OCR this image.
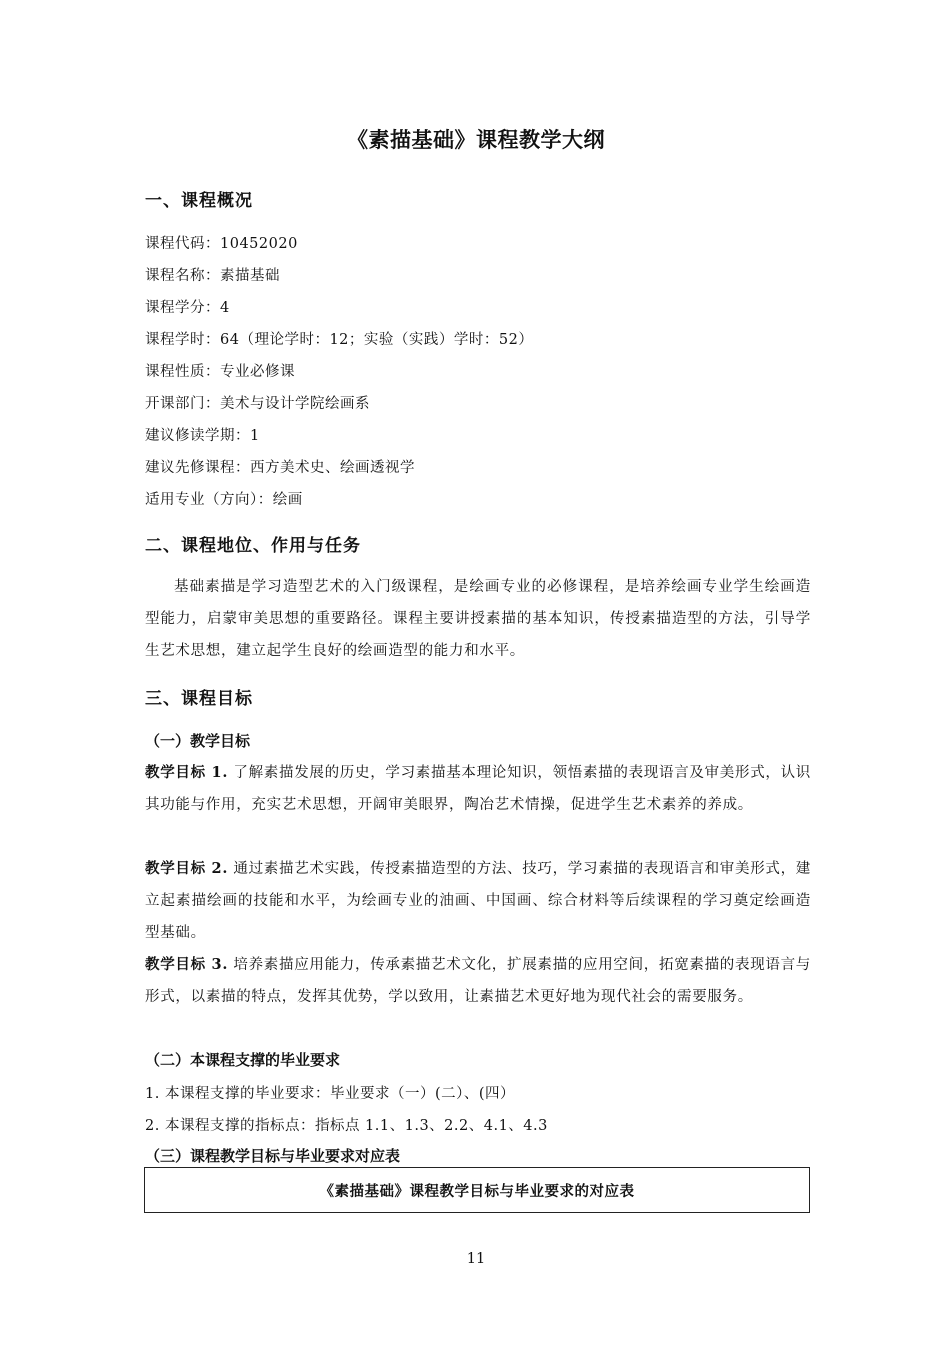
《素描基础》课程教学大纲
一、课程概况
课程代码：10452020
课程名称：素描基础
课程学分：4
课程学时：64（理论学时：12；实验（实践）学时：52）
课程性质：专业必修课
开课部门：美术与设计学院绘画系
建议修读学期：1
建议先修课程：西方美术史、绘画透视学
适用专业（方向）：绘画
二、课程地位、作用与任务
基础素描是学习造型艺术的入门级课程，是绘画专业的必修课程，是培养绘画专业学生绘画造型能力，启蒙审美思想的重要路径。课程主要讲授素描的基本知识，传授素描造型的方法，引导学生艺术思想，建立起学生良好的绘画造型的能力和水平。
三、课程目标
（一）教学目标
教学目标 1. 了解素描发展的历史，学习素描基本理论知识，领悟素描的表现语言及审美形式，认识其功能与作用，充实艺术思想，开阔审美眼界，陶冶艺术情操，促进学生艺术素养的养成。
教学目标 2. 通过素描艺术实践，传授素描造型的方法、技巧，学习素描的表现语言和审美形式，建立起素描绘画的技能和水平，为绘画专业的油画、中国画、综合材料等后续课程的学习奠定绘画造型基础。
教学目标 3. 培养素描应用能力，传承素描艺术文化，扩展素描的应用空间，拓宽素描的表现语言与形式，以素描的特点，发挥其优势，学以致用，让素描艺术更好地为现代社会的需要服务。
（二）本课程支撑的毕业要求
1. 本课程支撑的毕业要求：毕业要求（一）(二）、(四）
2. 本课程支撑的指标点：指标点 1.1、1.3、2.2、4.1、4.3
（三）课程教学目标与毕业要求对应表
《素描基础》课程教学目标与毕业要求的对应表
11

○ ○ ○

_What is asked_:
Your task is to retype all the entries exactly and leave out any pictures.

_Worked answer_:
OCR this image.
《素描基础》课程教学大纲
一、课程概况
课程代码：10452020
课程名称：素描基础
课程学分：4
课程学时：64（理论学时：12；实验（实践）学时：52）
课程性质：专业必修课
开课部门：美术与设计学院绘画系
建议修读学期：1
建议先修课程：西方美术史、绘画透视学
适用专业（方向）：绘画
二、课程地位、作用与任务
基础素描是学习造型艺术的入门级课程，是绘画专业的必修课程，是培养绘画专业学生绘画造型能力，启蒙审美思想的重要路径。课程主要讲授素描的基本知识，传授素描造型的方法，引导学生艺术思想，建立起学生良好的绘画造型的能力和水平。
三、课程目标
（一）教学目标
教学目标 1. 了解素描发展的历史，学习素描基本理论知识，领悟素描的表现语言及审美形式，认识其功能与作用，充实艺术思想，开阔审美眼界，陶冶艺术情操，促进学生艺术素养的养成。
教学目标 2. 通过素描艺术实践，传授素描造型的方法、技巧，学习素描的表现语言和审美形式，建立起素描绘画的技能和水平，为绘画专业的油画、中国画、综合材料等后续课程的学习奠定绘画造型基础。
教学目标 3. 培养素描应用能力，传承素描艺术文化，扩展素描的应用空间，拓宽素描的表现语言与形式，以素描的特点，发挥其优势，学以致用，让素描艺术更好地为现代社会的需要服务。
（二）本课程支撑的毕业要求
1. 本课程支撑的毕业要求：毕业要求（一）(二）、(四）
2. 本课程支撑的指标点：指标点 1.1、1.3、2.2、4.1、4.3
（三）课程教学目标与毕业要求对应表
《素描基础》课程教学目标与毕业要求的对应表
11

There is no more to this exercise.